## Record extracts

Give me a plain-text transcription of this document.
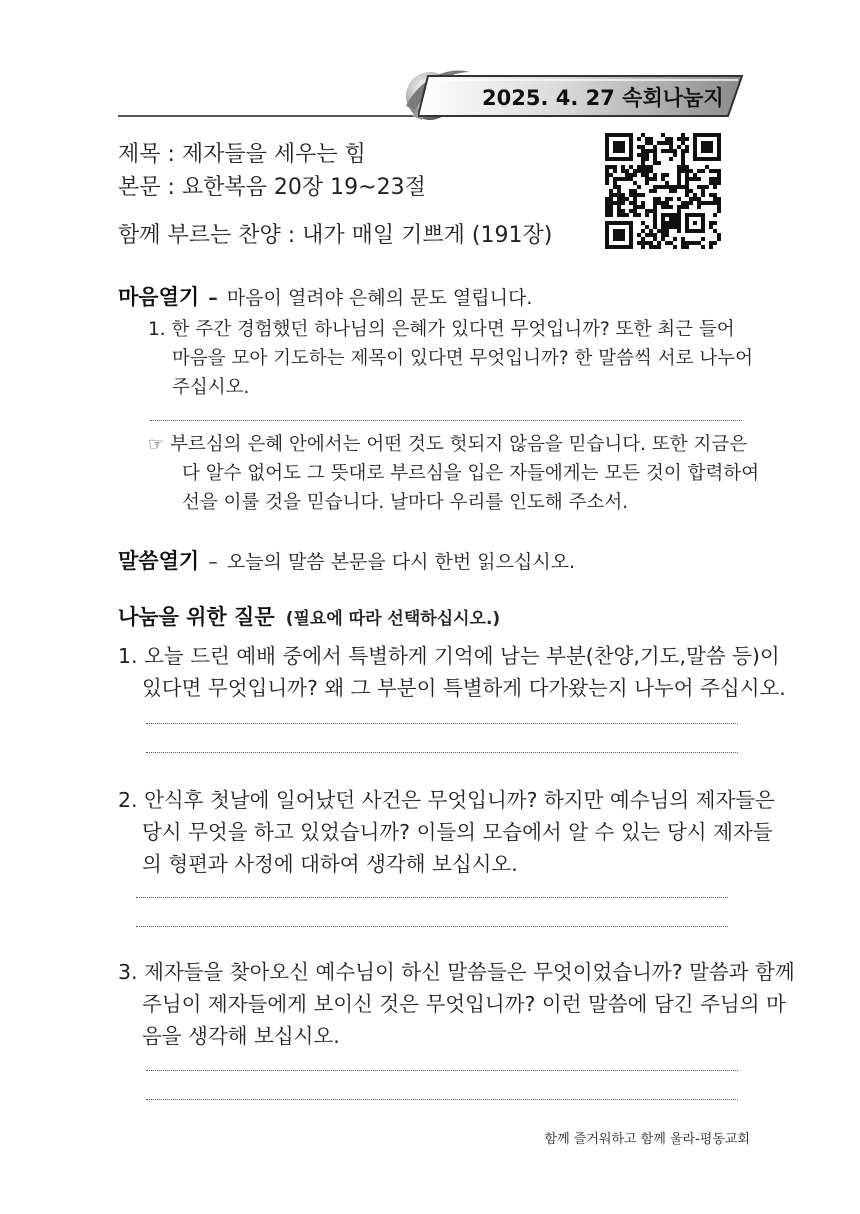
2025. 4. 27 속회나눔지
제목 : 제자들을 세우는 힘
본문 : 요한복음 20장 19~23절
함께 부르는 찬양 : 내가 매일 기쁘게 (191장)
마음열기 – 마음이 열려야 은혜의 문도 열립니다.
1. 한 주간 경험했던 하나님의 은혜가 있다면 무엇입니까? 또한 최근 들어
마음을 모아 기도하는 제목이 있다면 무엇입니까? 한 말씀씩 서로 나누어
주십시오.
☞ 부르심의 은혜 안에서는 어떤 것도 헛되지 않음을 믿습니다. 또한 지금은
다 알수 없어도 그 뜻대로 부르심을 입은 자들에게는 모든 것이 합력하여
선을 이룰 것을 믿습니다. 날마다 우리를 인도해 주소서.
말씀열기 – 오늘의 말씀 본문을 다시 한번 읽으십시오.
나눔을 위한 질문 (필요에 따라 선택하십시오.)
1. 오늘 드린 예배 중에서 특별하게 기억에 남는 부분(찬양,기도,말씀 등)이
있다면 무엇입니까? 왜 그 부분이 특별하게 다가왔는지 나누어 주십시오.
2. 안식후 첫날에 일어났던 사건은 무엇입니까? 하지만 예수님의 제자들은
당시 무엇을 하고 있었습니까? 이들의 모습에서 알 수 있는 당시 제자들
의 형편과 사정에 대하여 생각해 보십시오.
3. 제자들을 찾아오신 예수님이 하신 말씀들은 무엇이었습니까? 말씀과 함께
주님이 제자들에게 보이신 것은 무엇입니까? 이런 말씀에 담긴 주님의 마
음을 생각해 보십시오.
함께 즐거워하고 함께 울라-평동교회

## Task objective
Go through the listing above and work out how many lines contain the string "무엇입니까". Reply with the number alone.

## Task result
5